--- Begin DATA PROVIDED ---

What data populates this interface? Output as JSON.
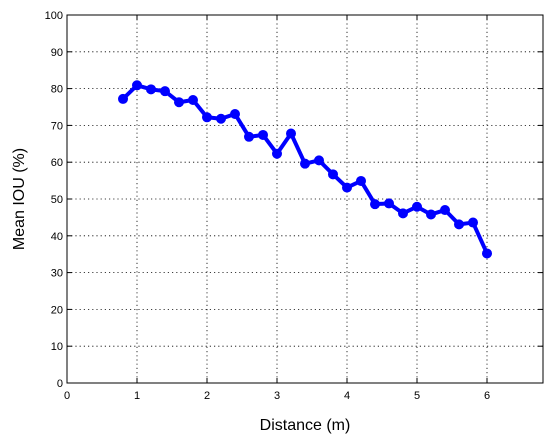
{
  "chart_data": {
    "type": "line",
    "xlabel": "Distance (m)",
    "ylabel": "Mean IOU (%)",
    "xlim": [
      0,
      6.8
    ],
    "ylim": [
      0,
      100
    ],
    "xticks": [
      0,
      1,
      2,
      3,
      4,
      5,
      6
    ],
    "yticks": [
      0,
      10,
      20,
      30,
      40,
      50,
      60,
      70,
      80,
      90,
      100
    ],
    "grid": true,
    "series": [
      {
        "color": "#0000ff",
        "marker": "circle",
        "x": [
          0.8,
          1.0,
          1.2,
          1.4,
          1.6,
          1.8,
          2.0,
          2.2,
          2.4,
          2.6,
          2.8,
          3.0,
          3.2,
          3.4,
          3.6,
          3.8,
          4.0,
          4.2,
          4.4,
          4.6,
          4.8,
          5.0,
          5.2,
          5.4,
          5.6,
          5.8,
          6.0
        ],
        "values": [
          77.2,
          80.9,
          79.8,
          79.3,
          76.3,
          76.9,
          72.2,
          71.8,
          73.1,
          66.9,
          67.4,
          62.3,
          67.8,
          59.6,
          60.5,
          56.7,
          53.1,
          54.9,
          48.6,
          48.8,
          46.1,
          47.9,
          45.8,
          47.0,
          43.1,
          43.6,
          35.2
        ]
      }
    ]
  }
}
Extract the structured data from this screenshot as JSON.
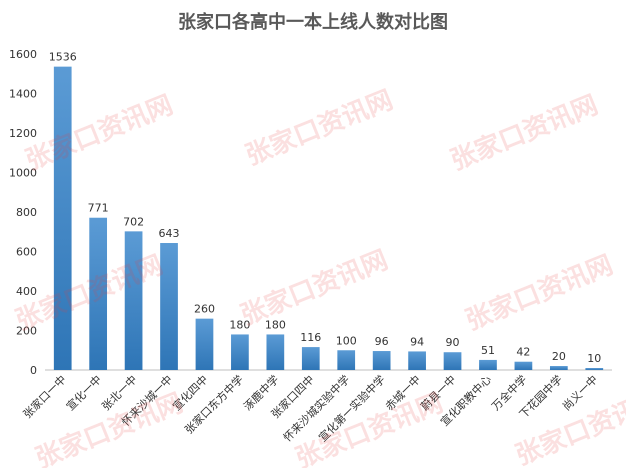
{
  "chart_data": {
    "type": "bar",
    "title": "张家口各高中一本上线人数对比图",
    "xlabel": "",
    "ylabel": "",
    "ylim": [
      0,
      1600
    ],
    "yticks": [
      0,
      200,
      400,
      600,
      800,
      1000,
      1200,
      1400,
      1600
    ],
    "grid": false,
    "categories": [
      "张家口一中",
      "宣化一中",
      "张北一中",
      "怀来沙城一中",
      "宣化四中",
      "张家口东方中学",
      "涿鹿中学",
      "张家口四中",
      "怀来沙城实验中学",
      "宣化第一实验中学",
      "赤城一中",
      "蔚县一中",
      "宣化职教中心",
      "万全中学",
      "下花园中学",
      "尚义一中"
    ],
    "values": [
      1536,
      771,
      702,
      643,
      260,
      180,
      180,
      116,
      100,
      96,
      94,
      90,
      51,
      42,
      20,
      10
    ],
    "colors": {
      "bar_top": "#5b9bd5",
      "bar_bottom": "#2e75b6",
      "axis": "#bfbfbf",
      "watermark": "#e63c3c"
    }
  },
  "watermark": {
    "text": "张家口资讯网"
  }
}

--- End DATA PROVIDED ---

DO THIS
Return every line containing "JSON".

WORKED ANSWER
What data populates this interface? Output as JSON.
Extract the structured data from this screenshot as JSON.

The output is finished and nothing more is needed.